_INSTRUCTIONS TO FOLLOW_
Return the listing word for word, as given.

========================================================================

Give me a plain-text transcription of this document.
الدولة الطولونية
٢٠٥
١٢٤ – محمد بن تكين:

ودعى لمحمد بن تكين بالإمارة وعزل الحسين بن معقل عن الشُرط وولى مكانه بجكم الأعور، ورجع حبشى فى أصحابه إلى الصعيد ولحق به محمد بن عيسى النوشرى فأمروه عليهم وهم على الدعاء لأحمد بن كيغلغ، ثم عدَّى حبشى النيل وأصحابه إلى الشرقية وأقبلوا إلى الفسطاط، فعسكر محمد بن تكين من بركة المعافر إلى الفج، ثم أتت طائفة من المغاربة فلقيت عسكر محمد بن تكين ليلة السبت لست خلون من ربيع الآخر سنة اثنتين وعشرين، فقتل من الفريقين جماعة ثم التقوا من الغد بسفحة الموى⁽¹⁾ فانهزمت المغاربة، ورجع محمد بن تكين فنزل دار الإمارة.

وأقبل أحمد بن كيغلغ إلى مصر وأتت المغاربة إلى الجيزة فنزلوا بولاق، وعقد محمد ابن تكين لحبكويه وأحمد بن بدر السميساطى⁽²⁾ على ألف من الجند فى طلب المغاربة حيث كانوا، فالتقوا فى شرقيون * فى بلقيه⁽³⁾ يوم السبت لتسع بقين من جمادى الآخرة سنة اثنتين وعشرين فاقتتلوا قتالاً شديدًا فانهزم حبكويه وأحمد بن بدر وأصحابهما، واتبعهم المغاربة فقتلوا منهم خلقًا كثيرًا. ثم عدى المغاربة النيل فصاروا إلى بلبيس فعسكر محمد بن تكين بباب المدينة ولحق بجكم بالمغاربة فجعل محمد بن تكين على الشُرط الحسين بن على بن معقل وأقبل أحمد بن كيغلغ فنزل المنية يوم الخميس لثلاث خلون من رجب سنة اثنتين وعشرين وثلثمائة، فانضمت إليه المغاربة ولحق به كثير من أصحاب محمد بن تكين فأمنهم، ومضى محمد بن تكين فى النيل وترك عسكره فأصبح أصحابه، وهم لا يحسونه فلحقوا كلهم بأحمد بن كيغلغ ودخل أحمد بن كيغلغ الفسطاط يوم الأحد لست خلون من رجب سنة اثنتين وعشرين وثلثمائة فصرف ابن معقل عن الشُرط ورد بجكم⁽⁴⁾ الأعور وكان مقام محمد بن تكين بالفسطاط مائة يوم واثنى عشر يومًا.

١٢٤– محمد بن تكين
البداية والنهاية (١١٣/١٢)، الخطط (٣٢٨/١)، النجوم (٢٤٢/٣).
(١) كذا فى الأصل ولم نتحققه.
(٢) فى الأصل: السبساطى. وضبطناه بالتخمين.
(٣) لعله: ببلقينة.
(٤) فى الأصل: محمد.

========================================================================

_SOLUTION BELOW_
Give me a plain-text transcription of this document.
الدولة الطولونية
٢٠٥
١٢٤ – محمد بن تكين:

ودعى لمحمد بن تكين بالإمارة وعزل الحسين بن معقل عن الشُرط وولى مكانه بجكم الأعور، ورجع حبشى فى أصحابه إلى الصعيد ولحق به محمد بن عيسى النوشرى فأمروه عليهم وهم على الدعاء لأحمد بن كيغلغ، ثم عدَّى حبشى النيل وأصحابه إلى الشرقية وأقبلوا إلى الفسطاط، فعسكر محمد بن تكين من بركة المعافر إلى الفج، ثم أتت طائفة من المغاربة فلقيت عسكر محمد بن تكين ليلة السبت لست خلون من ربيع الآخر سنة اثنتين وعشرين، فقتل من الفريقين جماعة ثم التقوا من الغد بسفحة الموى⁽¹⁾ فانهزمت المغاربة، ورجع محمد بن تكين فنزل دار الإمارة.

وأقبل أحمد بن كيغلغ إلى مصر وأتت المغاربة إلى الجيزة فنزلوا بولاق، وعقد محمد ابن تكين لحبكويه وأحمد بن بدر السميساطى⁽²⁾ على ألف من الجند فى طلب المغاربة حيث كانوا، فالتقوا فى شرقيون * فى بلقيه⁽³⁾ يوم السبت لتسع بقين من جمادى الآخرة سنة اثنتين وعشرين فاقتتلوا قتالاً شديدًا فانهزم حبكويه وأحمد بن بدر وأصحابهما، واتبعهم المغاربة فقتلوا منهم خلقًا كثيرًا. ثم عدى المغاربة النيل فصاروا إلى بلبيس فعسكر محمد بن تكين بباب المدينة ولحق بجكم بالمغاربة فجعل محمد بن تكين على الشُرط الحسين بن على بن معقل وأقبل أحمد بن كيغلغ فنزل المنية يوم الخميس لثلاث خلون من رجب سنة اثنتين وعشرين وثلثمائة، فانضمت إليه المغاربة ولحق به كثير من أصحاب محمد بن تكين فأمنهم، ومضى محمد بن تكين فى النيل وترك عسكره فأصبح أصحابه، وهم لا يحسونه فلحقوا كلهم بأحمد بن كيغلغ ودخل أحمد بن كيغلغ الفسطاط يوم الأحد لست خلون من رجب سنة اثنتين وعشرين وثلثمائة فصرف ابن معقل عن الشُرط ورد بجكم⁽⁴⁾ الأعور وكان مقام محمد بن تكين بالفسطاط مائة يوم واثنى عشر يومًا.

١٢٤– محمد بن تكين
البداية والنهاية (١١٣/١٢)، الخطط (٣٢٨/١)، النجوم (٢٤٢/٣).
(١) كذا فى الأصل ولم نتحققه.
(٢) فى الأصل: السبساطى. وضبطناه بالتخمين.
(٣) لعله: ببلقينة.
(٤) فى الأصل: محمد.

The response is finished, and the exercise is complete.